TASK STATEMENT >> Leave out the pictures and restate the rest of the data exactly.

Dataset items
----------------
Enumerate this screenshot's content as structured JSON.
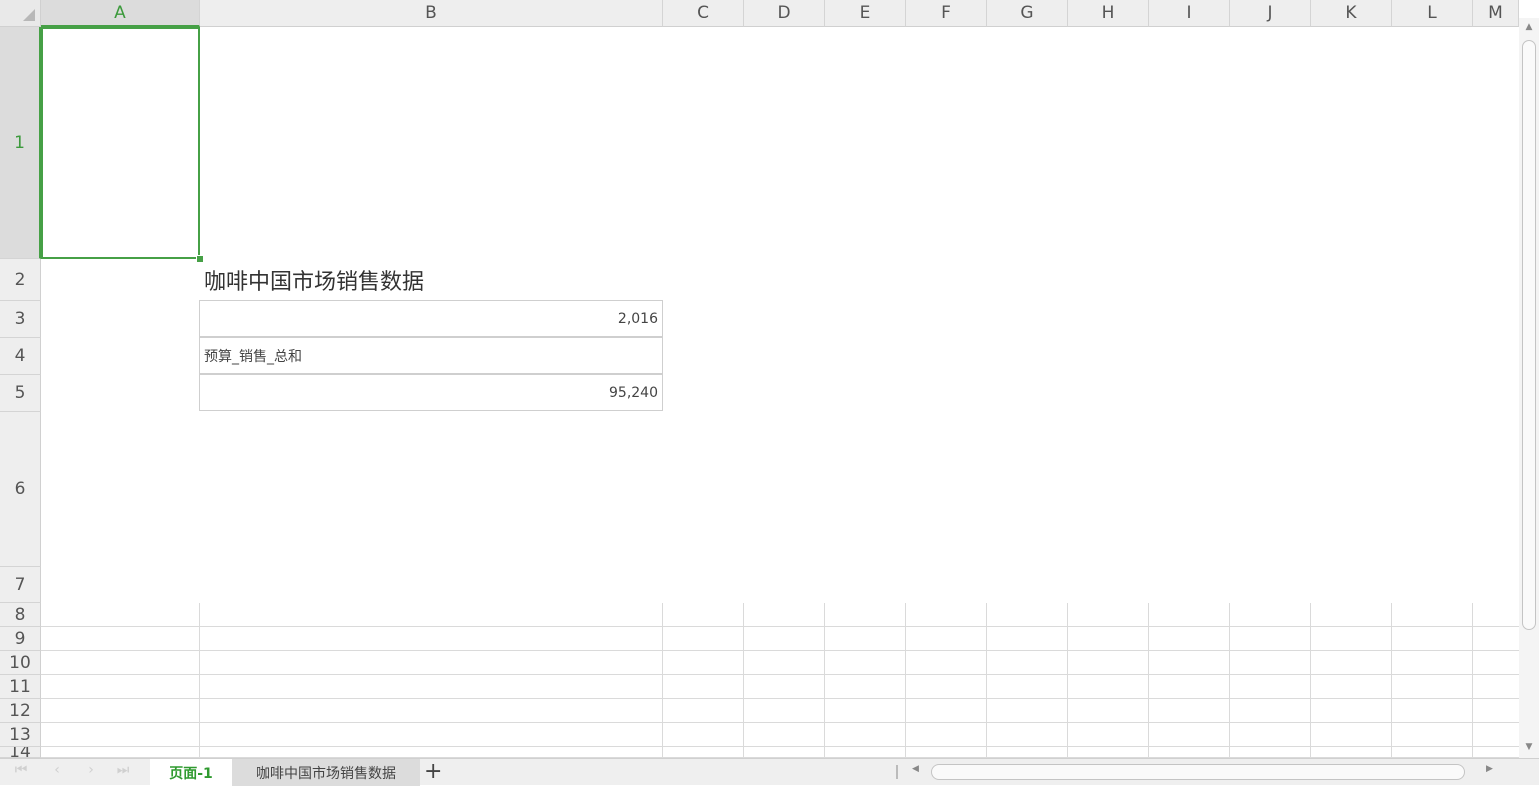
{
  "columns": [
    {
      "label": "A",
      "selected": true
    },
    {
      "label": "B"
    },
    {
      "label": "C"
    },
    {
      "label": "D"
    },
    {
      "label": "E"
    },
    {
      "label": "F"
    },
    {
      "label": "G"
    },
    {
      "label": "H"
    },
    {
      "label": "I"
    },
    {
      "label": "J"
    },
    {
      "label": "K"
    },
    {
      "label": "L"
    },
    {
      "label": "M"
    }
  ],
  "rows": [
    {
      "label": "1",
      "selected": true
    },
    {
      "label": "2"
    },
    {
      "label": "3"
    },
    {
      "label": "4"
    },
    {
      "label": "5"
    },
    {
      "label": "6"
    },
    {
      "label": "7"
    },
    {
      "label": "8"
    },
    {
      "label": "9"
    },
    {
      "label": "10"
    },
    {
      "label": "11"
    },
    {
      "label": "12"
    },
    {
      "label": "13"
    },
    {
      "label": "14"
    }
  ],
  "content": {
    "title": "咖啡中国市场销售数据",
    "year_value": "2,016",
    "measure_label": "预算_销售_总和",
    "total_value": "95,240"
  },
  "sheet_tabs": {
    "active": "页面-1",
    "other": "咖啡中国市场销售数据",
    "add_label": "+"
  },
  "colors": {
    "accent": "#46a046",
    "header_bg": "#eeeeee",
    "grid": "#dadada"
  }
}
----------------
EXPECTED OUTPUT >>
Enumerate this screenshot's content as structured JSON.
{
  "columns": [
    {
      "label": "A",
      "selected": true
    },
    {
      "label": "B"
    },
    {
      "label": "C"
    },
    {
      "label": "D"
    },
    {
      "label": "E"
    },
    {
      "label": "F"
    },
    {
      "label": "G"
    },
    {
      "label": "H"
    },
    {
      "label": "I"
    },
    {
      "label": "J"
    },
    {
      "label": "K"
    },
    {
      "label": "L"
    },
    {
      "label": "M"
    }
  ],
  "rows": [
    {
      "label": "1",
      "selected": true
    },
    {
      "label": "2"
    },
    {
      "label": "3"
    },
    {
      "label": "4"
    },
    {
      "label": "5"
    },
    {
      "label": "6"
    },
    {
      "label": "7"
    },
    {
      "label": "8"
    },
    {
      "label": "9"
    },
    {
      "label": "10"
    },
    {
      "label": "11"
    },
    {
      "label": "12"
    },
    {
      "label": "13"
    },
    {
      "label": "14"
    }
  ],
  "content": {
    "title": "咖啡中国市场销售数据",
    "year_value": "2,016",
    "measure_label": "预算_销售_总和",
    "total_value": "95,240"
  },
  "sheet_tabs": {
    "active": "页面-1",
    "other": "咖啡中国市场销售数据",
    "add_label": "+"
  },
  "colors": {
    "accent": "#46a046",
    "header_bg": "#eeeeee",
    "grid": "#dadada"
  }
}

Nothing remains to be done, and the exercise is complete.